* START Data excerpts *
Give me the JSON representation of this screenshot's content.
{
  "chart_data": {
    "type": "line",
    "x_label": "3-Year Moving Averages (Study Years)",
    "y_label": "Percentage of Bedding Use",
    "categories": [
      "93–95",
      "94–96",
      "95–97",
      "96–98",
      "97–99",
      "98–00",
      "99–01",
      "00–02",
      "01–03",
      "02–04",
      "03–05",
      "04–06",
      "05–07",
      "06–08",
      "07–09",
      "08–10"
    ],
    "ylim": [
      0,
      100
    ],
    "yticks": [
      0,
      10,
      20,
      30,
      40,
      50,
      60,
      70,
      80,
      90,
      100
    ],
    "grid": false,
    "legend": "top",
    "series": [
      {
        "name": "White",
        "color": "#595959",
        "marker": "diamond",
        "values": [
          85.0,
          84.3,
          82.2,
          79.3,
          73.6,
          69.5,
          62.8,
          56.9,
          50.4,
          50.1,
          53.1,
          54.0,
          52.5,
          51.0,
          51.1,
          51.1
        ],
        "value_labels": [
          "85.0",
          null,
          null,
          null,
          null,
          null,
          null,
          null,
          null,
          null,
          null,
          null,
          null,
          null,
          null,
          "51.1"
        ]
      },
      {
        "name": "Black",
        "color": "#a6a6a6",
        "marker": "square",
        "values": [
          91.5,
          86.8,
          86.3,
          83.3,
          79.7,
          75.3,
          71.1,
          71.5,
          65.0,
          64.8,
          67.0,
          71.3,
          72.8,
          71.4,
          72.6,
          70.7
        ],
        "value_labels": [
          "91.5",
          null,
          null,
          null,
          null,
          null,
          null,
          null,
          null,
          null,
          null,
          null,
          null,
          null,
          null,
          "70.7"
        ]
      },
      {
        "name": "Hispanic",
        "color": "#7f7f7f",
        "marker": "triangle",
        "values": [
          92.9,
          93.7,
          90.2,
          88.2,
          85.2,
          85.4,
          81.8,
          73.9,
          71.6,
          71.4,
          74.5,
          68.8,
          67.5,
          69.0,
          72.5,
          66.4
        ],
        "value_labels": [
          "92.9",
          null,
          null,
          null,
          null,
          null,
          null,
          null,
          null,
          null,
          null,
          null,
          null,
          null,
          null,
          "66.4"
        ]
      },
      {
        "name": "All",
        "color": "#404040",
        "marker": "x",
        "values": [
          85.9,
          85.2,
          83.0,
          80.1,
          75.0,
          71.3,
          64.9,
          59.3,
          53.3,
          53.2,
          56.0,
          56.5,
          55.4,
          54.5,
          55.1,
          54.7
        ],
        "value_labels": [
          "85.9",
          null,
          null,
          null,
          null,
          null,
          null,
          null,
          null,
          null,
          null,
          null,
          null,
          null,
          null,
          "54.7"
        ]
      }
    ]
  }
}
* END Data excerpts *
Directive: Take the records above and return them exactly as written.

Correct result:
Give me the JSON representation of this screenshot's content.
{
  "chart_data": {
    "type": "line",
    "x_label": "3-Year Moving Averages (Study Years)",
    "y_label": "Percentage of Bedding Use",
    "categories": [
      "93–95",
      "94–96",
      "95–97",
      "96–98",
      "97–99",
      "98–00",
      "99–01",
      "00–02",
      "01–03",
      "02–04",
      "03–05",
      "04–06",
      "05–07",
      "06–08",
      "07–09",
      "08–10"
    ],
    "ylim": [
      0,
      100
    ],
    "yticks": [
      0,
      10,
      20,
      30,
      40,
      50,
      60,
      70,
      80,
      90,
      100
    ],
    "grid": false,
    "legend": "top",
    "series": [
      {
        "name": "White",
        "color": "#595959",
        "marker": "diamond",
        "values": [
          85.0,
          84.3,
          82.2,
          79.3,
          73.6,
          69.5,
          62.8,
          56.9,
          50.4,
          50.1,
          53.1,
          54.0,
          52.5,
          51.0,
          51.1,
          51.1
        ],
        "value_labels": [
          "85.0",
          null,
          null,
          null,
          null,
          null,
          null,
          null,
          null,
          null,
          null,
          null,
          null,
          null,
          null,
          "51.1"
        ]
      },
      {
        "name": "Black",
        "color": "#a6a6a6",
        "marker": "square",
        "values": [
          91.5,
          86.8,
          86.3,
          83.3,
          79.7,
          75.3,
          71.1,
          71.5,
          65.0,
          64.8,
          67.0,
          71.3,
          72.8,
          71.4,
          72.6,
          70.7
        ],
        "value_labels": [
          "91.5",
          null,
          null,
          null,
          null,
          null,
          null,
          null,
          null,
          null,
          null,
          null,
          null,
          null,
          null,
          "70.7"
        ]
      },
      {
        "name": "Hispanic",
        "color": "#7f7f7f",
        "marker": "triangle",
        "values": [
          92.9,
          93.7,
          90.2,
          88.2,
          85.2,
          85.4,
          81.8,
          73.9,
          71.6,
          71.4,
          74.5,
          68.8,
          67.5,
          69.0,
          72.5,
          66.4
        ],
        "value_labels": [
          "92.9",
          null,
          null,
          null,
          null,
          null,
          null,
          null,
          null,
          null,
          null,
          null,
          null,
          null,
          null,
          "66.4"
        ]
      },
      {
        "name": "All",
        "color": "#404040",
        "marker": "x",
        "values": [
          85.9,
          85.2,
          83.0,
          80.1,
          75.0,
          71.3,
          64.9,
          59.3,
          53.3,
          53.2,
          56.0,
          56.5,
          55.4,
          54.5,
          55.1,
          54.7
        ],
        "value_labels": [
          "85.9",
          null,
          null,
          null,
          null,
          null,
          null,
          null,
          null,
          null,
          null,
          null,
          null,
          null,
          null,
          "54.7"
        ]
      }
    ]
  }
}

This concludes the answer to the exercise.